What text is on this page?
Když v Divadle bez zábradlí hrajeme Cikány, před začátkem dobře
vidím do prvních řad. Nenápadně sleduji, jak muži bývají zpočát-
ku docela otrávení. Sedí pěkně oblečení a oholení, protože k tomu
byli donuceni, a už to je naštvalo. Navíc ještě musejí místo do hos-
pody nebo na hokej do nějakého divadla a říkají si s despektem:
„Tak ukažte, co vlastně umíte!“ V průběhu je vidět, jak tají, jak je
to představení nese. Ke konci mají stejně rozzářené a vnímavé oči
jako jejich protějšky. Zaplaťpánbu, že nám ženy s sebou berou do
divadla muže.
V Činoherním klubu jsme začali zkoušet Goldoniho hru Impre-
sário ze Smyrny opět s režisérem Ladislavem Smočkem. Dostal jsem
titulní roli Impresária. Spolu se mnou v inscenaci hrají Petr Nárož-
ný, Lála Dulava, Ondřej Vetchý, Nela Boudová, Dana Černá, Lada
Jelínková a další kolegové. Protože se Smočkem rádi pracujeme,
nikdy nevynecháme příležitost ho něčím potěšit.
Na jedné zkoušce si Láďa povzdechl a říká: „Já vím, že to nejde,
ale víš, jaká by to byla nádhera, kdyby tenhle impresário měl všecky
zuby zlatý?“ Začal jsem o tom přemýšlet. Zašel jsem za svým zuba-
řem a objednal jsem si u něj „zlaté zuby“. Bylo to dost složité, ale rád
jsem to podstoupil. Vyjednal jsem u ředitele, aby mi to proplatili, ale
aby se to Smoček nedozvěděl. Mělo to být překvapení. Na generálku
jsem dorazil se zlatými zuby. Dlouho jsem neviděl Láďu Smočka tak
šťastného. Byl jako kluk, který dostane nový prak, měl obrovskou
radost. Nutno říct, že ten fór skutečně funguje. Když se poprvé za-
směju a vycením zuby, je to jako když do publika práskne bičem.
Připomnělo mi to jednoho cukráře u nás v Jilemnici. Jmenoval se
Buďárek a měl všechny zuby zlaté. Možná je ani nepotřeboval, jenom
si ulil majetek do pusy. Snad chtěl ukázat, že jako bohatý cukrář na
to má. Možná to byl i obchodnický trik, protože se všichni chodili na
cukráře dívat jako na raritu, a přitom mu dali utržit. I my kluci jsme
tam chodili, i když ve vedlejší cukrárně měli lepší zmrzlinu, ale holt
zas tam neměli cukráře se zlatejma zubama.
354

*Exercise task*
Copy down every line of the material above that includes the string "jako".

*Exercise result*
jako jejich protějšky. Zaplaťpánbu, že nám ženy s sebou berou do
šťastného. Byl jako kluk, který dostane nový prak, měl obrovskou
směju a vycením zuby, je to jako když do publika práskne bičem.
si ulil majetek do pusy. Snad chtěl ukázat, že jako bohatý cukrář na
cukráře dívat jako na raritu, a přitom mu dali utržit. I my kluci jsme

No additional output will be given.